Records provided:
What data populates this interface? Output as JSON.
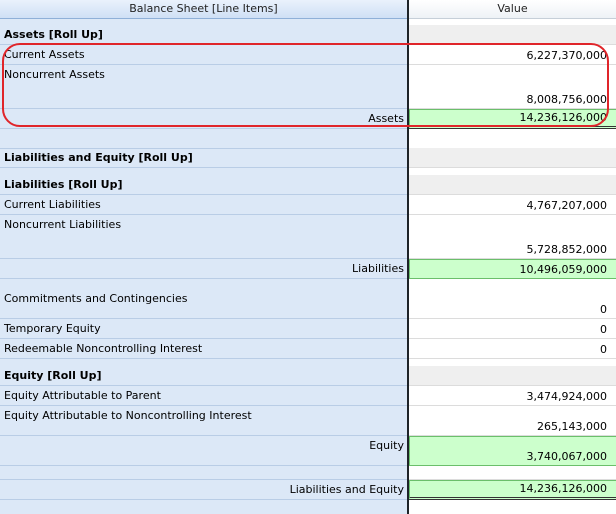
{
  "header": {
    "label_col": "Balance Sheet [Line Items]",
    "value_col": "Value"
  },
  "rows": {
    "assets_rollup": {
      "label": "Assets [Roll Up]",
      "value": ""
    },
    "current_assets": {
      "label": "Current Assets",
      "value": "6,227,370,000"
    },
    "noncurrent_assets": {
      "label": "Noncurrent Assets",
      "value": "8,008,756,000"
    },
    "assets": {
      "label": "Assets",
      "value": "14,236,126,000"
    },
    "liab_equity_rollup": {
      "label": "Liabilities and Equity [Roll Up]",
      "value": ""
    },
    "liabilities_rollup": {
      "label": "Liabilities [Roll Up]",
      "value": ""
    },
    "current_liabilities": {
      "label": "Current Liabilities",
      "value": "4,767,207,000"
    },
    "noncurrent_liabilities": {
      "label": "Noncurrent Liabilities",
      "value": "5,728,852,000"
    },
    "liabilities": {
      "label": "Liabilities",
      "value": "10,496,059,000"
    },
    "commitments": {
      "label": "Commitments and Contingencies",
      "value": "0"
    },
    "temporary_equity": {
      "label": "Temporary Equity",
      "value": "0"
    },
    "redeemable_nci": {
      "label": "Redeemable Noncontrolling Interest",
      "value": "0"
    },
    "equity_rollup": {
      "label": "Equity [Roll Up]",
      "value": ""
    },
    "equity_parent": {
      "label": "Equity Attributable to Parent",
      "value": "3,474,924,000"
    },
    "equity_nci": {
      "label": "Equity Attributable to Noncontrolling Interest",
      "value": "265,143,000"
    },
    "equity": {
      "label": "Equity",
      "value": "3,740,067,000"
    },
    "liab_and_equity": {
      "label": "Liabilities and Equity",
      "value": "14,236,126,000"
    }
  },
  "colors": {
    "label_column": "#dce8f7",
    "total_fill": "#ccffcc",
    "section_value_fill": "#efefef",
    "highlight_outline": "#e0252a"
  }
}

Exercise goal:
Gather up the lines containing the word "Attributable" from these records and copy them.

Written reply:
      "label": "Equity Attributable to Parent",
      "label": "Equity Attributable to Noncontrolling Interest",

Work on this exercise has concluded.